WORK TO BE COMPLETED: From the records below, pull each line that has "ffffff".

INPUT RECORDS:
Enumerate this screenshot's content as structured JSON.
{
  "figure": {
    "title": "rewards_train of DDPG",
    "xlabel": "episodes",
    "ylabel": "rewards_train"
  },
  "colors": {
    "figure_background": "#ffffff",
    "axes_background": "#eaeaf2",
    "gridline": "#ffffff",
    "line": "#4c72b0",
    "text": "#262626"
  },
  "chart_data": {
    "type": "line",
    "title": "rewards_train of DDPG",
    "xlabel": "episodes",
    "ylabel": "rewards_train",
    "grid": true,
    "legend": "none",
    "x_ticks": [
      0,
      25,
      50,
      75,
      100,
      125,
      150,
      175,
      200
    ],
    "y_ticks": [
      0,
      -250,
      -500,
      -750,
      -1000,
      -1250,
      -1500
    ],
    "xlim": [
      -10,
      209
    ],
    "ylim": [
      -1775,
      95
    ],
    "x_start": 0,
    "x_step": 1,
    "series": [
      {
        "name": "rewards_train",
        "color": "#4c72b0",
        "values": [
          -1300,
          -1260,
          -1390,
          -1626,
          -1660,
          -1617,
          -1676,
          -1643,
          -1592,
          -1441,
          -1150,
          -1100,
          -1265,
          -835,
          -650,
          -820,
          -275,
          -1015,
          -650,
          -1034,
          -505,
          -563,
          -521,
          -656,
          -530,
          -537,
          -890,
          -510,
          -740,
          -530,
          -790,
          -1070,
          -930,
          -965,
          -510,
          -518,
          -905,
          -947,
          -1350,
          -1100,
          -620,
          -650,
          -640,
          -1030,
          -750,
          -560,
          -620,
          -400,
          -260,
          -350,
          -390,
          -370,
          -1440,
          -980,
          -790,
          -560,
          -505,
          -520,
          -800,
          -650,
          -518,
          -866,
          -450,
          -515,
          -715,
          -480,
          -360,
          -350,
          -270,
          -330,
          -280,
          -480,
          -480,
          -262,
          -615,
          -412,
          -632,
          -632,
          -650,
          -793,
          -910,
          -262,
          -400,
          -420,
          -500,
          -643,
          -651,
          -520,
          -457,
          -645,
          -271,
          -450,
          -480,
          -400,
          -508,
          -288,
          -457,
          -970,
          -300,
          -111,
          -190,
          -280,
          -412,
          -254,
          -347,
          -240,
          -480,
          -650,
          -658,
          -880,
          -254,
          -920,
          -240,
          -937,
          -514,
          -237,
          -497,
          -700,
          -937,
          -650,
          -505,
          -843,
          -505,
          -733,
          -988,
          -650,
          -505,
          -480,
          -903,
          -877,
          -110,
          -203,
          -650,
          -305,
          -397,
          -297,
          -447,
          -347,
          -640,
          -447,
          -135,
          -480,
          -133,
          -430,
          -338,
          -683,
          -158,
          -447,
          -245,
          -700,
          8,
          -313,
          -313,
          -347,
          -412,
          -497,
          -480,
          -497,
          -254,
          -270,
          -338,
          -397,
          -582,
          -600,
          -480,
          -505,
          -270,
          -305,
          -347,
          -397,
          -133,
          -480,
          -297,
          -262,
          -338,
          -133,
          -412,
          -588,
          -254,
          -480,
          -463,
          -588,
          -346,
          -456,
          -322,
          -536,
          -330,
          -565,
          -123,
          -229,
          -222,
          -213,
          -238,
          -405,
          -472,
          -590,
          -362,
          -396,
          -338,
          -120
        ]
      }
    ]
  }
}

RESPONSE:
    "figure_background": "#ffffff",
    "gridline": "#ffffff",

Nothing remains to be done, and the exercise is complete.